Task brief: Write out every one of the entries below word for word, keeping each line unchanged.

::: The records

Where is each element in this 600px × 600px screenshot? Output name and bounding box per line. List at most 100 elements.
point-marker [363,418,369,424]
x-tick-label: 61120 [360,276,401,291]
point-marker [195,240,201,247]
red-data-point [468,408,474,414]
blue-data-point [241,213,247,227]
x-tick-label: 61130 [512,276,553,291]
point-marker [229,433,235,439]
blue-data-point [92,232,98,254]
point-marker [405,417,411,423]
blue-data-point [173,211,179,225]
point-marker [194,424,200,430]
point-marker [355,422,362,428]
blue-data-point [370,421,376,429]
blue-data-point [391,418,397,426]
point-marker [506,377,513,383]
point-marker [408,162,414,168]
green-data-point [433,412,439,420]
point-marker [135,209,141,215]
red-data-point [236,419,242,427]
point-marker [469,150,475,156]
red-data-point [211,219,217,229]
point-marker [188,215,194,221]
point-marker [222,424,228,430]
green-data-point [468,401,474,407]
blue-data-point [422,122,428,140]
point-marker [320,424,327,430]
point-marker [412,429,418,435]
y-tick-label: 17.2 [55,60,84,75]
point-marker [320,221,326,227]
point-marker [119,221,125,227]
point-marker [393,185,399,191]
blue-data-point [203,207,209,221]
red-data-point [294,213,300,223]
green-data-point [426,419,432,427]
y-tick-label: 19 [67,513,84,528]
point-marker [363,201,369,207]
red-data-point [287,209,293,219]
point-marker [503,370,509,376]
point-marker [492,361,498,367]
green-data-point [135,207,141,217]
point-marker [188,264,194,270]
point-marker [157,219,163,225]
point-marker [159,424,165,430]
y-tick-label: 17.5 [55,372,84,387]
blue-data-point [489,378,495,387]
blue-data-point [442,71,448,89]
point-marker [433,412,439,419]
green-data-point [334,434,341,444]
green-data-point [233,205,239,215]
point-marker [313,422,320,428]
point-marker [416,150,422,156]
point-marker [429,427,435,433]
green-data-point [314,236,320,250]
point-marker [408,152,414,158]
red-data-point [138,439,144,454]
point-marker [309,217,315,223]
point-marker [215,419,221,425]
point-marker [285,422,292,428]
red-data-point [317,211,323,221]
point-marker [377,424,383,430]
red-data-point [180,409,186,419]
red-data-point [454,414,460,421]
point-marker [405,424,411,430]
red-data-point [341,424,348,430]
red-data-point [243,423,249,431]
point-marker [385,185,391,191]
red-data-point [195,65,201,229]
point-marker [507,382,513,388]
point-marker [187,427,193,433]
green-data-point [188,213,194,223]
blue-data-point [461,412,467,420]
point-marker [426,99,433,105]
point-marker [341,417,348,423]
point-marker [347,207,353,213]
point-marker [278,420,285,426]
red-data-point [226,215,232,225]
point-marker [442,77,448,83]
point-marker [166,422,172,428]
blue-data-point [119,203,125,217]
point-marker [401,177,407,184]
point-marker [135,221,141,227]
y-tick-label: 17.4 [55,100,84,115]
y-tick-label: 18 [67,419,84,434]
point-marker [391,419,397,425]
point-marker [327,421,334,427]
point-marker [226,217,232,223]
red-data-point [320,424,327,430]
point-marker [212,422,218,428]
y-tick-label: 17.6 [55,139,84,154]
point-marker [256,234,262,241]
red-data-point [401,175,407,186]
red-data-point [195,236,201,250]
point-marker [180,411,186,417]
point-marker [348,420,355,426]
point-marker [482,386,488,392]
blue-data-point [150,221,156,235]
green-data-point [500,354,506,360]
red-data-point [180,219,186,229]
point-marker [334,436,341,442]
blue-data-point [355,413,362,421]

::::::

Expected answer:
Where is each element in this 600px × 600px screenshot? Output name and bounding box per line. List at most 100 elements.
point-marker [363,418,369,424]
x-tick-label: 61120 [360,276,401,291]
point-marker [195,240,201,247]
red-data-point [468,408,474,414]
blue-data-point [241,213,247,227]
x-tick-label: 61130 [512,276,553,291]
point-marker [229,433,235,439]
blue-data-point [92,232,98,254]
point-marker [405,417,411,423]
blue-data-point [173,211,179,225]
point-marker [194,424,200,430]
point-marker [355,422,362,428]
blue-data-point [370,421,376,429]
blue-data-point [391,418,397,426]
point-marker [506,377,513,383]
point-marker [408,162,414,168]
green-data-point [433,412,439,420]
point-marker [135,209,141,215]
red-data-point [236,419,242,427]
point-marker [469,150,475,156]
red-data-point [211,219,217,229]
point-marker [188,215,194,221]
point-marker [222,424,228,430]
green-data-point [468,401,474,407]
blue-data-point [422,122,428,140]
point-marker [320,424,327,430]
point-marker [412,429,418,435]
y-tick-label: 17.2 [55,60,84,75]
point-marker [320,221,326,227]
point-marker [119,221,125,227]
point-marker [393,185,399,191]
blue-data-point [203,207,209,221]
red-data-point [294,213,300,223]
green-data-point [426,419,432,427]
y-tick-label: 19 [67,513,84,528]
point-marker [363,201,369,207]
red-data-point [287,209,293,219]
point-marker [503,370,509,376]
point-marker [492,361,498,367]
green-data-point [135,207,141,217]
point-marker [188,264,194,270]
point-marker [157,219,163,225]
point-marker [159,424,165,430]
y-tick-label: 17.5 [55,372,84,387]
blue-data-point [489,378,495,387]
blue-data-point [442,71,448,89]
point-marker [433,412,439,419]
green-data-point [334,434,341,444]
green-data-point [233,205,239,215]
point-marker [313,422,320,428]
point-marker [416,150,422,156]
point-marker [429,427,435,433]
green-data-point [314,236,320,250]
point-marker [408,152,414,158]
red-data-point [138,439,144,454]
point-marker [309,217,315,223]
point-marker [215,419,221,425]
point-marker [285,422,292,428]
red-data-point [317,211,323,221]
point-marker [377,424,383,430]
red-data-point [180,409,186,419]
red-data-point [454,414,460,421]
point-marker [405,424,411,430]
red-data-point [341,424,348,430]
red-data-point [243,423,249,431]
point-marker [385,185,391,191]
red-data-point [195,65,201,229]
point-marker [507,382,513,388]
point-marker [187,427,193,433]
green-data-point [188,213,194,223]
blue-data-point [461,412,467,420]
point-marker [426,99,433,105]
point-marker [341,417,348,423]
point-marker [347,207,353,213]
point-marker [278,420,285,426]
red-data-point [226,215,232,225]
point-marker [442,77,448,83]
point-marker [166,422,172,428]
blue-data-point [119,203,125,217]
point-marker [401,177,407,184]
point-marker [135,221,141,227]
y-tick-label: 17.4 [55,100,84,115]
y-tick-label: 18 [67,419,84,434]
point-marker [391,419,397,425]
point-marker [327,421,334,427]
point-marker [226,217,232,223]
red-data-point [320,424,327,430]
point-marker [212,422,218,428]
y-tick-label: 17.6 [55,139,84,154]
point-marker [256,234,262,241]
red-data-point [401,175,407,186]
red-data-point [195,236,201,250]
point-marker [180,411,186,417]
point-marker [348,420,355,426]
point-marker [482,386,488,392]
blue-data-point [150,221,156,235]
green-data-point [500,354,506,360]
red-data-point [180,219,186,229]
point-marker [334,436,341,442]
blue-data-point [355,413,362,421]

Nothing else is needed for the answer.